◆ GOAL: Copy out all the data, word for word.

◆ INFORMATION PROVIDED:

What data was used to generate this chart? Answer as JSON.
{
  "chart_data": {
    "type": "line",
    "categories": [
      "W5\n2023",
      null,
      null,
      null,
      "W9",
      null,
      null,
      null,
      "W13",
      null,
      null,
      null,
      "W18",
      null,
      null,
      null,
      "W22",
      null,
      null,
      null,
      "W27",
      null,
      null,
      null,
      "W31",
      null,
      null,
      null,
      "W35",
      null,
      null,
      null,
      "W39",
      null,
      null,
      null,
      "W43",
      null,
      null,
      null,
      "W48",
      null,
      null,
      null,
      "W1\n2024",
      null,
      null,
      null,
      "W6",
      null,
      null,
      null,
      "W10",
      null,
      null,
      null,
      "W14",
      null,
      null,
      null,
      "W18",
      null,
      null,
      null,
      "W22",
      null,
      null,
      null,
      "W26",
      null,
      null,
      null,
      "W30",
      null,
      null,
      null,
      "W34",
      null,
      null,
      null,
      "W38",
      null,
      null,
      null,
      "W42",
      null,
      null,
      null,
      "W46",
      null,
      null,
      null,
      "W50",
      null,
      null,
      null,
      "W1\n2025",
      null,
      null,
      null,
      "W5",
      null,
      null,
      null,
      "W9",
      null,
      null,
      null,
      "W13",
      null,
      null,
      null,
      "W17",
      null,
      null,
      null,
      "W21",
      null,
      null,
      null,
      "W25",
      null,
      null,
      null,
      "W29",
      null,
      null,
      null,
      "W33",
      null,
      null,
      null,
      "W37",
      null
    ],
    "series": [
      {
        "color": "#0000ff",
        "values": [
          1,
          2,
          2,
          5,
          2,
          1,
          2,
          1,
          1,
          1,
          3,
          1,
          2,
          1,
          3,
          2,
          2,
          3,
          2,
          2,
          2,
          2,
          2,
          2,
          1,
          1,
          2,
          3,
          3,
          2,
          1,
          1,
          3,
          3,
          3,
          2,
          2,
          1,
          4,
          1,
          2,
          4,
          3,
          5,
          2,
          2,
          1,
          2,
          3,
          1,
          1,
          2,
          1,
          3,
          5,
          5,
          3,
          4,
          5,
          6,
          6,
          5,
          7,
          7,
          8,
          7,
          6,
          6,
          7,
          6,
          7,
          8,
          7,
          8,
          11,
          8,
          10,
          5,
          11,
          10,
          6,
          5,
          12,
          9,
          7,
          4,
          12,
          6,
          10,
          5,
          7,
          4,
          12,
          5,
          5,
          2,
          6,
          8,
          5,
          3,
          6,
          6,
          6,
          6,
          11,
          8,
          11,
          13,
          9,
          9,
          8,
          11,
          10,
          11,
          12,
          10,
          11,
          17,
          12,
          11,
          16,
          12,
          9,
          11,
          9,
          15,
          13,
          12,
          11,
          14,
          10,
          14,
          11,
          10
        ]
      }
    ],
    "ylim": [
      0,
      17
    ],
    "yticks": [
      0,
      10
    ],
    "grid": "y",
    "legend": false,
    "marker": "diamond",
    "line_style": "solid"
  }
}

◆ REPLY:
What data was used to generate this chart? Answer as JSON.
{
  "chart_data": {
    "type": "line",
    "categories": [
      "W5\n2023",
      null,
      null,
      null,
      "W9",
      null,
      null,
      null,
      "W13",
      null,
      null,
      null,
      "W18",
      null,
      null,
      null,
      "W22",
      null,
      null,
      null,
      "W27",
      null,
      null,
      null,
      "W31",
      null,
      null,
      null,
      "W35",
      null,
      null,
      null,
      "W39",
      null,
      null,
      null,
      "W43",
      null,
      null,
      null,
      "W48",
      null,
      null,
      null,
      "W1\n2024",
      null,
      null,
      null,
      "W6",
      null,
      null,
      null,
      "W10",
      null,
      null,
      null,
      "W14",
      null,
      null,
      null,
      "W18",
      null,
      null,
      null,
      "W22",
      null,
      null,
      null,
      "W26",
      null,
      null,
      null,
      "W30",
      null,
      null,
      null,
      "W34",
      null,
      null,
      null,
      "W38",
      null,
      null,
      null,
      "W42",
      null,
      null,
      null,
      "W46",
      null,
      null,
      null,
      "W50",
      null,
      null,
      null,
      "W1\n2025",
      null,
      null,
      null,
      "W5",
      null,
      null,
      null,
      "W9",
      null,
      null,
      null,
      "W13",
      null,
      null,
      null,
      "W17",
      null,
      null,
      null,
      "W21",
      null,
      null,
      null,
      "W25",
      null,
      null,
      null,
      "W29",
      null,
      null,
      null,
      "W33",
      null,
      null,
      null,
      "W37",
      null
    ],
    "series": [
      {
        "color": "#0000ff",
        "values": [
          1,
          2,
          2,
          5,
          2,
          1,
          2,
          1,
          1,
          1,
          3,
          1,
          2,
          1,
          3,
          2,
          2,
          3,
          2,
          2,
          2,
          2,
          2,
          2,
          1,
          1,
          2,
          3,
          3,
          2,
          1,
          1,
          3,
          3,
          3,
          2,
          2,
          1,
          4,
          1,
          2,
          4,
          3,
          5,
          2,
          2,
          1,
          2,
          3,
          1,
          1,
          2,
          1,
          3,
          5,
          5,
          3,
          4,
          5,
          6,
          6,
          5,
          7,
          7,
          8,
          7,
          6,
          6,
          7,
          6,
          7,
          8,
          7,
          8,
          11,
          8,
          10,
          5,
          11,
          10,
          6,
          5,
          12,
          9,
          7,
          4,
          12,
          6,
          10,
          5,
          7,
          4,
          12,
          5,
          5,
          2,
          6,
          8,
          5,
          3,
          6,
          6,
          6,
          6,
          11,
          8,
          11,
          13,
          9,
          9,
          8,
          11,
          10,
          11,
          12,
          10,
          11,
          17,
          12,
          11,
          16,
          12,
          9,
          11,
          9,
          15,
          13,
          12,
          11,
          14,
          10,
          14,
          11,
          10
        ]
      }
    ],
    "ylim": [
      0,
      17
    ],
    "yticks": [
      0,
      10
    ],
    "grid": "y",
    "legend": false,
    "marker": "diamond",
    "line_style": "solid"
  }
}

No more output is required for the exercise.